» **Short task**: Repeat every line below exactly as it reads.

(Raw records)
-----
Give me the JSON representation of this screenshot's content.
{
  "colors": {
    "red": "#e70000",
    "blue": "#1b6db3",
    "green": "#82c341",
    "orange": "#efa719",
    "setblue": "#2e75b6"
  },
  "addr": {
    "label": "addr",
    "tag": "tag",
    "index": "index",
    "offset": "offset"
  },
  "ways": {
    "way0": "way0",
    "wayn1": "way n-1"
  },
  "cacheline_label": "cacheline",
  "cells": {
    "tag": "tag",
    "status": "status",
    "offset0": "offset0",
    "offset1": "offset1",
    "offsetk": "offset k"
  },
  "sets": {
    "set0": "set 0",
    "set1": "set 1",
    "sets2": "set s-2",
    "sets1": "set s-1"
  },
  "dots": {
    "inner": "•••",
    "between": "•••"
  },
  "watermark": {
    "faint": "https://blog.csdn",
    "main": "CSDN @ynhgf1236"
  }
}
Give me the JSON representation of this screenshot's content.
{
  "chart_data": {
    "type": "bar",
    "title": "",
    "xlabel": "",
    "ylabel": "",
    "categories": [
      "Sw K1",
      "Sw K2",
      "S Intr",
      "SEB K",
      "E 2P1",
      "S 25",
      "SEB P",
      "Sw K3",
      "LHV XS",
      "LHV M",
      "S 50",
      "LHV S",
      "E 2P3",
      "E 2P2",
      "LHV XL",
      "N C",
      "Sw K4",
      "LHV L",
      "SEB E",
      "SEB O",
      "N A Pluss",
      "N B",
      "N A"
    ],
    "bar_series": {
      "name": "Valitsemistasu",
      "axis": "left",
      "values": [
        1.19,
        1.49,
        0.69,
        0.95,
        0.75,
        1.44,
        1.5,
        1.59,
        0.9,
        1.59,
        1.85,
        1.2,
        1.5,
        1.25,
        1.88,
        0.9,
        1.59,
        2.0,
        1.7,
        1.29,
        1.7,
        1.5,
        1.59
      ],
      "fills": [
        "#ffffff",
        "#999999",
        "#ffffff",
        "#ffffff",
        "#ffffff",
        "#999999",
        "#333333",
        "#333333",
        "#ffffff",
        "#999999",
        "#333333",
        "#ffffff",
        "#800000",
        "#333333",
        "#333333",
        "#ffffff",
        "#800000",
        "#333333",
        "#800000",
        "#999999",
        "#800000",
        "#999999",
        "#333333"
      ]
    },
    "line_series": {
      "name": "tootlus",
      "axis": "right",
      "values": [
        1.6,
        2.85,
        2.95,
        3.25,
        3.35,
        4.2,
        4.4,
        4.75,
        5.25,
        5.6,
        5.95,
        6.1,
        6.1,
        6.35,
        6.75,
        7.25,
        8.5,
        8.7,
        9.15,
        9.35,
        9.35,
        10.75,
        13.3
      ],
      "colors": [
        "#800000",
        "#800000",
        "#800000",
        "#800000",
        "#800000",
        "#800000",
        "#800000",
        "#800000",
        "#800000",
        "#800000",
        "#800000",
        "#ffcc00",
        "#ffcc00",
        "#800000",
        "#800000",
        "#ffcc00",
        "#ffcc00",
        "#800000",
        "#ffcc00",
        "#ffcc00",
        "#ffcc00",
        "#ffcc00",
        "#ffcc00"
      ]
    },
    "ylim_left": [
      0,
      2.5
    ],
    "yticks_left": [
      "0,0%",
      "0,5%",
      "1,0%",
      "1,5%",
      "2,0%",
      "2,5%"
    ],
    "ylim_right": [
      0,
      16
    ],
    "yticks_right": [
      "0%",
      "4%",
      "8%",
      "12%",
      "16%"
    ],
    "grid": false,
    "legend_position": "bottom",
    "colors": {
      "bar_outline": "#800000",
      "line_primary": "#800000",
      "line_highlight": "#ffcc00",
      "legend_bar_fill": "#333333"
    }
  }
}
-----
» **Task result**:
Give me the JSON representation of this screenshot's content.
{
  "colors": {
    "red": "#e70000",
    "blue": "#1b6db3",
    "green": "#82c341",
    "orange": "#efa719",
    "setblue": "#2e75b6"
  },
  "addr": {
    "label": "addr",
    "tag": "tag",
    "index": "index",
    "offset": "offset"
  },
  "ways": {
    "way0": "way0",
    "wayn1": "way n-1"
  },
  "cacheline_label": "cacheline",
  "cells": {
    "tag": "tag",
    "status": "status",
    "offset0": "offset0",
    "offset1": "offset1",
    "offsetk": "offset k"
  },
  "sets": {
    "set0": "set 0",
    "set1": "set 1",
    "sets2": "set s-2",
    "sets1": "set s-1"
  },
  "dots": {
    "inner": "•••",
    "between": "•••"
  },
  "watermark": {
    "faint": "https://blog.csdn",
    "main": "CSDN @ynhgf1236"
  }
}
Give me the JSON representation of this screenshot's content.
{
  "chart_data": {
    "type": "bar",
    "title": "",
    "xlabel": "",
    "ylabel": "",
    "categories": [
      "Sw K1",
      "Sw K2",
      "S Intr",
      "SEB K",
      "E 2P1",
      "S 25",
      "SEB P",
      "Sw K3",
      "LHV XS",
      "LHV M",
      "S 50",
      "LHV S",
      "E 2P3",
      "E 2P2",
      "LHV XL",
      "N C",
      "Sw K4",
      "LHV L",
      "SEB E",
      "SEB O",
      "N A Pluss",
      "N B",
      "N A"
    ],
    "bar_series": {
      "name": "Valitsemistasu",
      "axis": "left",
      "values": [
        1.19,
        1.49,
        0.69,
        0.95,
        0.75,
        1.44,
        1.5,
        1.59,
        0.9,
        1.59,
        1.85,
        1.2,
        1.5,
        1.25,
        1.88,
        0.9,
        1.59,
        2.0,
        1.7,
        1.29,
        1.7,
        1.5,
        1.59
      ],
      "fills": [
        "#ffffff",
        "#999999",
        "#ffffff",
        "#ffffff",
        "#ffffff",
        "#999999",
        "#333333",
        "#333333",
        "#ffffff",
        "#999999",
        "#333333",
        "#ffffff",
        "#800000",
        "#333333",
        "#333333",
        "#ffffff",
        "#800000",
        "#333333",
        "#800000",
        "#999999",
        "#800000",
        "#999999",
        "#333333"
      ]
    },
    "line_series": {
      "name": "tootlus",
      "axis": "right",
      "values": [
        1.6,
        2.85,
        2.95,
        3.25,
        3.35,
        4.2,
        4.4,
        4.75,
        5.25,
        5.6,
        5.95,
        6.1,
        6.1,
        6.35,
        6.75,
        7.25,
        8.5,
        8.7,
        9.15,
        9.35,
        9.35,
        10.75,
        13.3
      ],
      "colors": [
        "#800000",
        "#800000",
        "#800000",
        "#800000",
        "#800000",
        "#800000",
        "#800000",
        "#800000",
        "#800000",
        "#800000",
        "#800000",
        "#ffcc00",
        "#ffcc00",
        "#800000",
        "#800000",
        "#ffcc00",
        "#ffcc00",
        "#800000",
        "#ffcc00",
        "#ffcc00",
        "#ffcc00",
        "#ffcc00",
        "#ffcc00"
      ]
    },
    "ylim_left": [
      0,
      2.5
    ],
    "yticks_left": [
      "0,0%",
      "0,5%",
      "1,0%",
      "1,5%",
      "2,0%",
      "2,5%"
    ],
    "ylim_right": [
      0,
      16
    ],
    "yticks_right": [
      "0%",
      "4%",
      "8%",
      "12%",
      "16%"
    ],
    "grid": false,
    "legend_position": "bottom",
    "colors": {
      "bar_outline": "#800000",
      "line_primary": "#800000",
      "line_highlight": "#ffcc00",
      "legend_bar_fill": "#333333"
    }
  }
}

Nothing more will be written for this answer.